> _WHAT IS BEING ASKED_: Copy out every line that contains the word "should".

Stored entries
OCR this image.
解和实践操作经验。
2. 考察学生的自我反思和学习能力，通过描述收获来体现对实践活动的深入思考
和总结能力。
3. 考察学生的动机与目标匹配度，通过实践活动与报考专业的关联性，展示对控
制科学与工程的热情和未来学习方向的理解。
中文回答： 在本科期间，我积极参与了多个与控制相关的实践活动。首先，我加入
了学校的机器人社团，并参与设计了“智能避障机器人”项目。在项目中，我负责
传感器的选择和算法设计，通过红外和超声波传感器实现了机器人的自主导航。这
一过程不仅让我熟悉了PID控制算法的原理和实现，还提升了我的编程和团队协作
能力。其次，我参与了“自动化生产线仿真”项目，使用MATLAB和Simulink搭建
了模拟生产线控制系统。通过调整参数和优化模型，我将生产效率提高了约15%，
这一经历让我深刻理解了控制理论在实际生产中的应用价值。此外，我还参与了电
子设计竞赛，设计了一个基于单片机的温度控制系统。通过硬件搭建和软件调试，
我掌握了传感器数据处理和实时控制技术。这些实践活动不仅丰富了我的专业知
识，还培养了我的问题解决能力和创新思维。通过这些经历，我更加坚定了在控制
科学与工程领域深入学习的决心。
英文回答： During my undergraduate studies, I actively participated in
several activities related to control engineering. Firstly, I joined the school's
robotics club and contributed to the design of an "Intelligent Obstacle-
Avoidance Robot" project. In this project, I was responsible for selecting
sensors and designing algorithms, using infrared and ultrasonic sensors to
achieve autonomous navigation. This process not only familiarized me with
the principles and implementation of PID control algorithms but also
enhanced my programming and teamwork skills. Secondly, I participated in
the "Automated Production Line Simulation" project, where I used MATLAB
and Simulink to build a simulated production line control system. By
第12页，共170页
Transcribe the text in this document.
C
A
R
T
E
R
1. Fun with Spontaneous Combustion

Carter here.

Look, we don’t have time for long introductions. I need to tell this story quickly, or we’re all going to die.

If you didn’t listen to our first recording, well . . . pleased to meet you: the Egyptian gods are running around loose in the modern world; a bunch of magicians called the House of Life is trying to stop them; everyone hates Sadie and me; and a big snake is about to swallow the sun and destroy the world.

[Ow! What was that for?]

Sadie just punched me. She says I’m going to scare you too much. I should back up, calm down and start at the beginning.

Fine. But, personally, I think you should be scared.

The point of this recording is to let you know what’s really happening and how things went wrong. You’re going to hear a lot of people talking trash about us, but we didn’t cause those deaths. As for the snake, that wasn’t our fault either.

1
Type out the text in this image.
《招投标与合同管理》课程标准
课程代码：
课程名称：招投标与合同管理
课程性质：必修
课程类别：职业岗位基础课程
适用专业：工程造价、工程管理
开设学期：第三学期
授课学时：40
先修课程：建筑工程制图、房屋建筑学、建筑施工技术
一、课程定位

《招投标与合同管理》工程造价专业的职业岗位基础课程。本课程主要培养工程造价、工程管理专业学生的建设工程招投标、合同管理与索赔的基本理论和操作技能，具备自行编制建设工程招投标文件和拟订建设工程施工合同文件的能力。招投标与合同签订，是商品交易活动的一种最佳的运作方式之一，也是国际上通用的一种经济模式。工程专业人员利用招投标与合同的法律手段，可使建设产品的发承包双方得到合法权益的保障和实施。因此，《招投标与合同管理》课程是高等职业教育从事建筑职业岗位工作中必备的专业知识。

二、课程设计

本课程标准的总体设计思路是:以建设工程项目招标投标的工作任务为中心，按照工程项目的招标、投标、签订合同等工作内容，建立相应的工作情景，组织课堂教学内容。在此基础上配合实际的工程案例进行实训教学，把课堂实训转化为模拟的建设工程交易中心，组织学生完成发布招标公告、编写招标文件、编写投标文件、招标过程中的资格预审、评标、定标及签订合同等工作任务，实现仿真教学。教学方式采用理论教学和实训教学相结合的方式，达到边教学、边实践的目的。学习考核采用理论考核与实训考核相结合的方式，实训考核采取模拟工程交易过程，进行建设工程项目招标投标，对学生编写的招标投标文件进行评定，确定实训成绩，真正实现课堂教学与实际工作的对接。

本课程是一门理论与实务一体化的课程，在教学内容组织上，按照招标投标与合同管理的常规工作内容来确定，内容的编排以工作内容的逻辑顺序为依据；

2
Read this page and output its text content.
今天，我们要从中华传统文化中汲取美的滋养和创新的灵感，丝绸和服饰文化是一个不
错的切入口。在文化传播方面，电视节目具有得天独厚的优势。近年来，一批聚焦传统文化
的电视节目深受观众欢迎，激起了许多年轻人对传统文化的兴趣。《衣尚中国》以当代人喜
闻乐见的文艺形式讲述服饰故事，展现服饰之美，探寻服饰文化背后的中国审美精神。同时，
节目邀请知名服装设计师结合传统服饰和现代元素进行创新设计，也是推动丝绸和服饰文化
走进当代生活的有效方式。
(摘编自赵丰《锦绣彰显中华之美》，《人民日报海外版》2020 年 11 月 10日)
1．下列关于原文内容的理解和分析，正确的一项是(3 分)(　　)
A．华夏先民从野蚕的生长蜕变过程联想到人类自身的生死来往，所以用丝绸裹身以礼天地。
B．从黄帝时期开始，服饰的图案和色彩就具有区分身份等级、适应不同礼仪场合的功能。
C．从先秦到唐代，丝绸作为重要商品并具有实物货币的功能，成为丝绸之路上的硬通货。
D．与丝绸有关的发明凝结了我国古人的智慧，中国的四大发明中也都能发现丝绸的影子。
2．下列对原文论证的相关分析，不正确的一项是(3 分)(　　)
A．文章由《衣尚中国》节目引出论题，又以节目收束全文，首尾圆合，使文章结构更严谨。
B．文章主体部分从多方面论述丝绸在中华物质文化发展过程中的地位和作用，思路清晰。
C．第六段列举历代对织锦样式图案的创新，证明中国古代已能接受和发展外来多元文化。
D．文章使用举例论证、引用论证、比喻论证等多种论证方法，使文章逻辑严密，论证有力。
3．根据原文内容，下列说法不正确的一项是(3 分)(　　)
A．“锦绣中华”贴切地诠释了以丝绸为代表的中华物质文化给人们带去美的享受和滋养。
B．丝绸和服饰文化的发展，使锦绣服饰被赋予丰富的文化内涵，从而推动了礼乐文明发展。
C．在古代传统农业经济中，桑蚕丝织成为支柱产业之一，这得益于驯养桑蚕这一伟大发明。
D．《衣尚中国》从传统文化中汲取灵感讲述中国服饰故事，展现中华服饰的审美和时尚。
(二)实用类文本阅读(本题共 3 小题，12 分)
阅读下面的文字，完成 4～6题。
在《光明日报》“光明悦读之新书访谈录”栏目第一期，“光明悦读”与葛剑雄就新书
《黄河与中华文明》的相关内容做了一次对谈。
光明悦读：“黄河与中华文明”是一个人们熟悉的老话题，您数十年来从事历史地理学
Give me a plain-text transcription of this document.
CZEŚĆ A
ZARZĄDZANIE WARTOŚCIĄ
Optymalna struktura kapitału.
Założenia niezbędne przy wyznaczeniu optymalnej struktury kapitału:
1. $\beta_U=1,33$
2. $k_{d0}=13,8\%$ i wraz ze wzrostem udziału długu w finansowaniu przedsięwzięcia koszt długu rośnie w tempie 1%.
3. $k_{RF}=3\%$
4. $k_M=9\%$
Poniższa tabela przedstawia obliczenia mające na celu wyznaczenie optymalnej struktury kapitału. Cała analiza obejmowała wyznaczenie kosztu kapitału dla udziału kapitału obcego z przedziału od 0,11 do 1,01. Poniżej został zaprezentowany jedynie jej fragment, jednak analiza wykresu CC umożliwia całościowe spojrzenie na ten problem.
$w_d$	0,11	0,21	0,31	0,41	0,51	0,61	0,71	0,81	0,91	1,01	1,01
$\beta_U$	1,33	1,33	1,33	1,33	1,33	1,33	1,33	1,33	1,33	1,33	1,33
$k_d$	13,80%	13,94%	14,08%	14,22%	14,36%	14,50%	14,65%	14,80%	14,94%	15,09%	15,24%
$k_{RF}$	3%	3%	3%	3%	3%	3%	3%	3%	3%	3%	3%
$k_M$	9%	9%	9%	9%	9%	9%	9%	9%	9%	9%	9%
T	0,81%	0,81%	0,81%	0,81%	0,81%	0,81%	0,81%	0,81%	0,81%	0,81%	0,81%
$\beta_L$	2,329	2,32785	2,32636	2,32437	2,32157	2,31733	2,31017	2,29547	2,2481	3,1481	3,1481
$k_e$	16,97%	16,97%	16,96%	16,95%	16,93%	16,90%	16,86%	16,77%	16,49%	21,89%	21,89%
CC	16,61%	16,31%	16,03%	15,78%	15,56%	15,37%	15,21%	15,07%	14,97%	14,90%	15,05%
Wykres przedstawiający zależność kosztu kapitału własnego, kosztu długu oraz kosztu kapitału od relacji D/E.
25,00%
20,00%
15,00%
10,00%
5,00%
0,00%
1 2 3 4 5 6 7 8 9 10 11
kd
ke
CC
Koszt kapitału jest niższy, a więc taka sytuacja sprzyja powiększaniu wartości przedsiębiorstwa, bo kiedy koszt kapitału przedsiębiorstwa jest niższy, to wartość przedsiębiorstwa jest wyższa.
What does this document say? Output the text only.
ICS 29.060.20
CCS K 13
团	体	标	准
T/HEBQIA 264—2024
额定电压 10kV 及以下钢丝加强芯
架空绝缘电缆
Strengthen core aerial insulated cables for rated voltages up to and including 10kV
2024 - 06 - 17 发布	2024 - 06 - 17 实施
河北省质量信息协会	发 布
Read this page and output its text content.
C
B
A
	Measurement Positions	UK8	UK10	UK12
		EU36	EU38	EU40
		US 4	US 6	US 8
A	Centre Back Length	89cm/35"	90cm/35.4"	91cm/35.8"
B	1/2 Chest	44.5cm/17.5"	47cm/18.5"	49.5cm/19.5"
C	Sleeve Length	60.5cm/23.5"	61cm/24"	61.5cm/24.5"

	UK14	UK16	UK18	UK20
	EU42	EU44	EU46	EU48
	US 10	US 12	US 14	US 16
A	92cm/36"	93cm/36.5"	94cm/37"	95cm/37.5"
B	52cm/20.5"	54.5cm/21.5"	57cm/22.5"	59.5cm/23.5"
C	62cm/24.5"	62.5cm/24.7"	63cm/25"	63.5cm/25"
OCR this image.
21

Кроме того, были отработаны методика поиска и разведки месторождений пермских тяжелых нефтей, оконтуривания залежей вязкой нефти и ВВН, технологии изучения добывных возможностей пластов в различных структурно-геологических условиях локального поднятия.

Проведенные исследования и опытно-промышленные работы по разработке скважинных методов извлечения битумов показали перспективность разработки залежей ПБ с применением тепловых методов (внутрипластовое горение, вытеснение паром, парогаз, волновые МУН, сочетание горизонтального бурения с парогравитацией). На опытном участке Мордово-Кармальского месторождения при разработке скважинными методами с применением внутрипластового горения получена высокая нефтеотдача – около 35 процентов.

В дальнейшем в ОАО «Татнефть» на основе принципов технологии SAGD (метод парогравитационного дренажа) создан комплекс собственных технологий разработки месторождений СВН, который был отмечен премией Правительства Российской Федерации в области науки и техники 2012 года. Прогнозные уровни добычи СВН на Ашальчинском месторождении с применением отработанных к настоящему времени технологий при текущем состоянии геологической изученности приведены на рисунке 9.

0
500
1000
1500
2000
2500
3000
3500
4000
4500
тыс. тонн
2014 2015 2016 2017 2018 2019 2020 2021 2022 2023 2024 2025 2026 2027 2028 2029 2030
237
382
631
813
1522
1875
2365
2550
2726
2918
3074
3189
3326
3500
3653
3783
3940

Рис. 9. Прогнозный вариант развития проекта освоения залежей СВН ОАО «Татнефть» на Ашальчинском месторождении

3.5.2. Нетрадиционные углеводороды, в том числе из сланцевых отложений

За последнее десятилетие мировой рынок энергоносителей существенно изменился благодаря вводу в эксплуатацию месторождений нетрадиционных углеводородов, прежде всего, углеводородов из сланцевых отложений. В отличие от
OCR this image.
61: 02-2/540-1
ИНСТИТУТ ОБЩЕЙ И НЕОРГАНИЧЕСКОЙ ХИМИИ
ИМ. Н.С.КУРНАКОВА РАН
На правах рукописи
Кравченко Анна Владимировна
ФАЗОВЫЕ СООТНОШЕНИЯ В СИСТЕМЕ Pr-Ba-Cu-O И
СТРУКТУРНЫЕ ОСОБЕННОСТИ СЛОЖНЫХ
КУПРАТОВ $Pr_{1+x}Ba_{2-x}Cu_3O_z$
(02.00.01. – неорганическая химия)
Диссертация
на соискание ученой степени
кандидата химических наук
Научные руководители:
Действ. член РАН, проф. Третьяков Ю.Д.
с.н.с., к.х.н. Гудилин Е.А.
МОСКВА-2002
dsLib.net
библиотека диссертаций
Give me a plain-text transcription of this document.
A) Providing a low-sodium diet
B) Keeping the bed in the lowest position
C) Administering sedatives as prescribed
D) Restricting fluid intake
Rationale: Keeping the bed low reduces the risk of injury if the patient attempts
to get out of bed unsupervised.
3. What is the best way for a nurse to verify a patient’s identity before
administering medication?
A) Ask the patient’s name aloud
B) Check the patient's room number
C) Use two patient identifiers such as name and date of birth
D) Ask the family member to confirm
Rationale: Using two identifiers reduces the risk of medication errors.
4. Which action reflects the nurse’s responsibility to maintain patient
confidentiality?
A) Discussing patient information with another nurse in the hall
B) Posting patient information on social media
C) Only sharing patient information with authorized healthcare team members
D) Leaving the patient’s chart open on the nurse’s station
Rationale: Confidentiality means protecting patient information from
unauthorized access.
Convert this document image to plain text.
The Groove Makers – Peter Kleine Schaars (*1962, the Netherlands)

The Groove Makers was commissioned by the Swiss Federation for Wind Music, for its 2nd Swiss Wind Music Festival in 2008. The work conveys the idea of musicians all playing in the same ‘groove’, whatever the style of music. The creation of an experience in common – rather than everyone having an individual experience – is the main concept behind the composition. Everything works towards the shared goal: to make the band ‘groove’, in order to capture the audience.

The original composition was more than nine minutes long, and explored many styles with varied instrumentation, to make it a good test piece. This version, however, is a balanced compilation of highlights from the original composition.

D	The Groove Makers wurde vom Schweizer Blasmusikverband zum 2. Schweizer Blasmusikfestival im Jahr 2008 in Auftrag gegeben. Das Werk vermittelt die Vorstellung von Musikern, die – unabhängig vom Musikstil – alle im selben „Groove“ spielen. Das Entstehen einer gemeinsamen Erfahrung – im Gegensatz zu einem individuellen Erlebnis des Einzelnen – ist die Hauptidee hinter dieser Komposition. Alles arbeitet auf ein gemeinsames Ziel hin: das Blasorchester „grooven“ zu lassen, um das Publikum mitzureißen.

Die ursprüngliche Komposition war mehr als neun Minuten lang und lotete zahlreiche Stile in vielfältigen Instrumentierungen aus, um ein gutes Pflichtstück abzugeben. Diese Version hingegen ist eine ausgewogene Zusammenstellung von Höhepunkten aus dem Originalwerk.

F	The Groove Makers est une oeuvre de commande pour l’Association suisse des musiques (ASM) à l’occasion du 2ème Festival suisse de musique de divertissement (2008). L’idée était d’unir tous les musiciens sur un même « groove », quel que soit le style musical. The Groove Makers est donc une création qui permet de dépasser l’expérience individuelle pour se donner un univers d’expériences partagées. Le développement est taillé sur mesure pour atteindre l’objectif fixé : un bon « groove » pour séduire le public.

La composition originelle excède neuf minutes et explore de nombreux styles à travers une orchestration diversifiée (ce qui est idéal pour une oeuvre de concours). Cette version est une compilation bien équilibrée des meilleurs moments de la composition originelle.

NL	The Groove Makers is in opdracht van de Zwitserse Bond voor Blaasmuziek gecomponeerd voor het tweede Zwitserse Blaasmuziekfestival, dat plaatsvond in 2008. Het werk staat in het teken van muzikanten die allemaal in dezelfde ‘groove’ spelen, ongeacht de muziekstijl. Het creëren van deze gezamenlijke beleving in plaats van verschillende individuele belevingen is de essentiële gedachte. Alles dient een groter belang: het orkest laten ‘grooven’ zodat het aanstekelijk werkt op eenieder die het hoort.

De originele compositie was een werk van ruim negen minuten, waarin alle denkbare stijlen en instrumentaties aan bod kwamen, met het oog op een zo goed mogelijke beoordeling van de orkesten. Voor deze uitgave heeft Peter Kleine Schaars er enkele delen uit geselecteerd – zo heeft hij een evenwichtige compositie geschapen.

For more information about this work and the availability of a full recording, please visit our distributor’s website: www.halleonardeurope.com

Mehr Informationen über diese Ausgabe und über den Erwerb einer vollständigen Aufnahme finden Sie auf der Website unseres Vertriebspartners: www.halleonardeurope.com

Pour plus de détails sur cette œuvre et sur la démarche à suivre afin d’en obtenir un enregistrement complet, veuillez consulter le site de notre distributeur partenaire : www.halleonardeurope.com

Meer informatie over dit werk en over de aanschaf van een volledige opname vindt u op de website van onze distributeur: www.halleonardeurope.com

> _FINAL RESULT_:
Sadie just punched me. She says I’m going to scare you too much. I should back up, calm down and start at the beginning.
Fine. But, personally, I think you should be scared.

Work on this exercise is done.